ENTRIES:
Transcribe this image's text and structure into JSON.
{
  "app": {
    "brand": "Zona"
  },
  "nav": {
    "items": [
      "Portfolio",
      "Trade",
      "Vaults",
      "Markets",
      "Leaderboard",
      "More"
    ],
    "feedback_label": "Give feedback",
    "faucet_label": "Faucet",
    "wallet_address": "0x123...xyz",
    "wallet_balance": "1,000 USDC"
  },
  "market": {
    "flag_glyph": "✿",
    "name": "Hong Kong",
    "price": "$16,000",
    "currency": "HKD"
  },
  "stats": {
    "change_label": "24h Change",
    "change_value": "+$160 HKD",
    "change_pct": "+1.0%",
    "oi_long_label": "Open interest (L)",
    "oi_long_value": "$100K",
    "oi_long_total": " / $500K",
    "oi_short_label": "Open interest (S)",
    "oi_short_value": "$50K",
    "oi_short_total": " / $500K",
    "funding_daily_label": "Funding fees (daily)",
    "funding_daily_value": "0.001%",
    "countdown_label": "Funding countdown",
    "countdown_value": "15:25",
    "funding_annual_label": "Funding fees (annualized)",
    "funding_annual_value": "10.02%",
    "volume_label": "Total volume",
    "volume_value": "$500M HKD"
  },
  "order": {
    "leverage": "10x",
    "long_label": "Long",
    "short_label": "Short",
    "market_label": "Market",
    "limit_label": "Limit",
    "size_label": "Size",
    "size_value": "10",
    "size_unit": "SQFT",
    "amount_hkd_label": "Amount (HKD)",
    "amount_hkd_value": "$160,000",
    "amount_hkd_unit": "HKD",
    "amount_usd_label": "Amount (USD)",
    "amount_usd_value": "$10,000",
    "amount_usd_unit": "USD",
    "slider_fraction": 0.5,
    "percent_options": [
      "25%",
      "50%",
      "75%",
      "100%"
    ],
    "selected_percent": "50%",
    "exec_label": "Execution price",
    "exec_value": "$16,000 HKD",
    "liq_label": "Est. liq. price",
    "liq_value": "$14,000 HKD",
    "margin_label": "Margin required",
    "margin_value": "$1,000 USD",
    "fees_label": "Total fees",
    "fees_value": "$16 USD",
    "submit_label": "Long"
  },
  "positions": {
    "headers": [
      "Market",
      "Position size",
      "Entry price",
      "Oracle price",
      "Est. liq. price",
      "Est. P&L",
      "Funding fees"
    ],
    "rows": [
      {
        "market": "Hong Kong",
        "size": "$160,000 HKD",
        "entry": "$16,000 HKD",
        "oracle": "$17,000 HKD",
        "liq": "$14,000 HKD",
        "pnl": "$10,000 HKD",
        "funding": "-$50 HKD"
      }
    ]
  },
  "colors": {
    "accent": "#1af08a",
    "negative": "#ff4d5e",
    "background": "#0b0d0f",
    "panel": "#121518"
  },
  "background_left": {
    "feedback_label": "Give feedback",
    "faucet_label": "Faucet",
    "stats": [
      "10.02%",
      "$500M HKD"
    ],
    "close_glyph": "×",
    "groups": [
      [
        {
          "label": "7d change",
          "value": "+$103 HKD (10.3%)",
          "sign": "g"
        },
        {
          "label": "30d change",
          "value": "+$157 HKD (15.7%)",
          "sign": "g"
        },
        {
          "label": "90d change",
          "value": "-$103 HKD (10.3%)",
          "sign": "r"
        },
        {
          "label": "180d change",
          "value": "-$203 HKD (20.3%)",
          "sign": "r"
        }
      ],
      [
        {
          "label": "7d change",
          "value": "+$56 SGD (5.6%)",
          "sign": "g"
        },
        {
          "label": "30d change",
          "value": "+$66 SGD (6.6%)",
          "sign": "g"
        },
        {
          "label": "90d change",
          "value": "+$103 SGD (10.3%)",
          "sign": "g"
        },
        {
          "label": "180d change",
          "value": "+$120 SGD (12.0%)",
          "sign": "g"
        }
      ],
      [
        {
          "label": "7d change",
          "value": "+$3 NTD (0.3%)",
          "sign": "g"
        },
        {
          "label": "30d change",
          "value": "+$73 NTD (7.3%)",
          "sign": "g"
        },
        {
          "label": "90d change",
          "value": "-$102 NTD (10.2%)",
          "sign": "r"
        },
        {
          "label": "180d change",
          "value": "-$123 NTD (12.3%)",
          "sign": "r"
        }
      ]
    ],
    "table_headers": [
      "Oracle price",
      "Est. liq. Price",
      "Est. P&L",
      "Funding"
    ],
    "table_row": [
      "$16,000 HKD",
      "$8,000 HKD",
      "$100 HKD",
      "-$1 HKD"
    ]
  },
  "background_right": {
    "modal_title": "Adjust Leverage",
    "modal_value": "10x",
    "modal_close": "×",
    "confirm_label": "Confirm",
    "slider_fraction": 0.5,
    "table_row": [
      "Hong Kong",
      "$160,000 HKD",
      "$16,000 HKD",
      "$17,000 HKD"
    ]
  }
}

REQUIRED WORK: Repeat the data above exactly.

ANSWER FOR THE TASK:
Transcribe this image's text and structure into JSON.
{
  "app": {
    "brand": "Zona"
  },
  "nav": {
    "items": [
      "Portfolio",
      "Trade",
      "Vaults",
      "Markets",
      "Leaderboard",
      "More"
    ],
    "feedback_label": "Give feedback",
    "faucet_label": "Faucet",
    "wallet_address": "0x123...xyz",
    "wallet_balance": "1,000 USDC"
  },
  "market": {
    "flag_glyph": "✿",
    "name": "Hong Kong",
    "price": "$16,000",
    "currency": "HKD"
  },
  "stats": {
    "change_label": "24h Change",
    "change_value": "+$160 HKD",
    "change_pct": "+1.0%",
    "oi_long_label": "Open interest (L)",
    "oi_long_value": "$100K",
    "oi_long_total": " / $500K",
    "oi_short_label": "Open interest (S)",
    "oi_short_value": "$50K",
    "oi_short_total": " / $500K",
    "funding_daily_label": "Funding fees (daily)",
    "funding_daily_value": "0.001%",
    "countdown_label": "Funding countdown",
    "countdown_value": "15:25",
    "funding_annual_label": "Funding fees (annualized)",
    "funding_annual_value": "10.02%",
    "volume_label": "Total volume",
    "volume_value": "$500M HKD"
  },
  "order": {
    "leverage": "10x",
    "long_label": "Long",
    "short_label": "Short",
    "market_label": "Market",
    "limit_label": "Limit",
    "size_label": "Size",
    "size_value": "10",
    "size_unit": "SQFT",
    "amount_hkd_label": "Amount (HKD)",
    "amount_hkd_value": "$160,000",
    "amount_hkd_unit": "HKD",
    "amount_usd_label": "Amount (USD)",
    "amount_usd_value": "$10,000",
    "amount_usd_unit": "USD",
    "slider_fraction": 0.5,
    "percent_options": [
      "25%",
      "50%",
      "75%",
      "100%"
    ],
    "selected_percent": "50%",
    "exec_label": "Execution price",
    "exec_value": "$16,000 HKD",
    "liq_label": "Est. liq. price",
    "liq_value": "$14,000 HKD",
    "margin_label": "Margin required",
    "margin_value": "$1,000 USD",
    "fees_label": "Total fees",
    "fees_value": "$16 USD",
    "submit_label": "Long"
  },
  "positions": {
    "headers": [
      "Market",
      "Position size",
      "Entry price",
      "Oracle price",
      "Est. liq. price",
      "Est. P&L",
      "Funding fees"
    ],
    "rows": [
      {
        "market": "Hong Kong",
        "size": "$160,000 HKD",
        "entry": "$16,000 HKD",
        "oracle": "$17,000 HKD",
        "liq": "$14,000 HKD",
        "pnl": "$10,000 HKD",
        "funding": "-$50 HKD"
      }
    ]
  },
  "colors": {
    "accent": "#1af08a",
    "negative": "#ff4d5e",
    "background": "#0b0d0f",
    "panel": "#121518"
  },
  "background_left": {
    "feedback_label": "Give feedback",
    "faucet_label": "Faucet",
    "stats": [
      "10.02%",
      "$500M HKD"
    ],
    "close_glyph": "×",
    "groups": [
      [
        {
          "label": "7d change",
          "value": "+$103 HKD (10.3%)",
          "sign": "g"
        },
        {
          "label": "30d change",
          "value": "+$157 HKD (15.7%)",
          "sign": "g"
        },
        {
          "label": "90d change",
          "value": "-$103 HKD (10.3%)",
          "sign": "r"
        },
        {
          "label": "180d change",
          "value": "-$203 HKD (20.3%)",
          "sign": "r"
        }
      ],
      [
        {
          "label": "7d change",
          "value": "+$56 SGD (5.6%)",
          "sign": "g"
        },
        {
          "label": "30d change",
          "value": "+$66 SGD (6.6%)",
          "sign": "g"
        },
        {
          "label": "90d change",
          "value": "+$103 SGD (10.3%)",
          "sign": "g"
        },
        {
          "label": "180d change",
          "value": "+$120 SGD (12.0%)",
          "sign": "g"
        }
      ],
      [
        {
          "label": "7d change",
          "value": "+$3 NTD (0.3%)",
          "sign": "g"
        },
        {
          "label": "30d change",
          "value": "+$73 NTD (7.3%)",
          "sign": "g"
        },
        {
          "label": "90d change",
          "value": "-$102 NTD (10.2%)",
          "sign": "r"
        },
        {
          "label": "180d change",
          "value": "-$123 NTD (12.3%)",
          "sign": "r"
        }
      ]
    ],
    "table_headers": [
      "Oracle price",
      "Est. liq. Price",
      "Est. P&L",
      "Funding"
    ],
    "table_row": [
      "$16,000 HKD",
      "$8,000 HKD",
      "$100 HKD",
      "-$1 HKD"
    ]
  },
  "background_right": {
    "modal_title": "Adjust Leverage",
    "modal_value": "10x",
    "modal_close": "×",
    "confirm_label": "Confirm",
    "slider_fraction": 0.5,
    "table_row": [
      "Hong Kong",
      "$160,000 HKD",
      "$16,000 HKD",
      "$17,000 HKD"
    ]
  }
}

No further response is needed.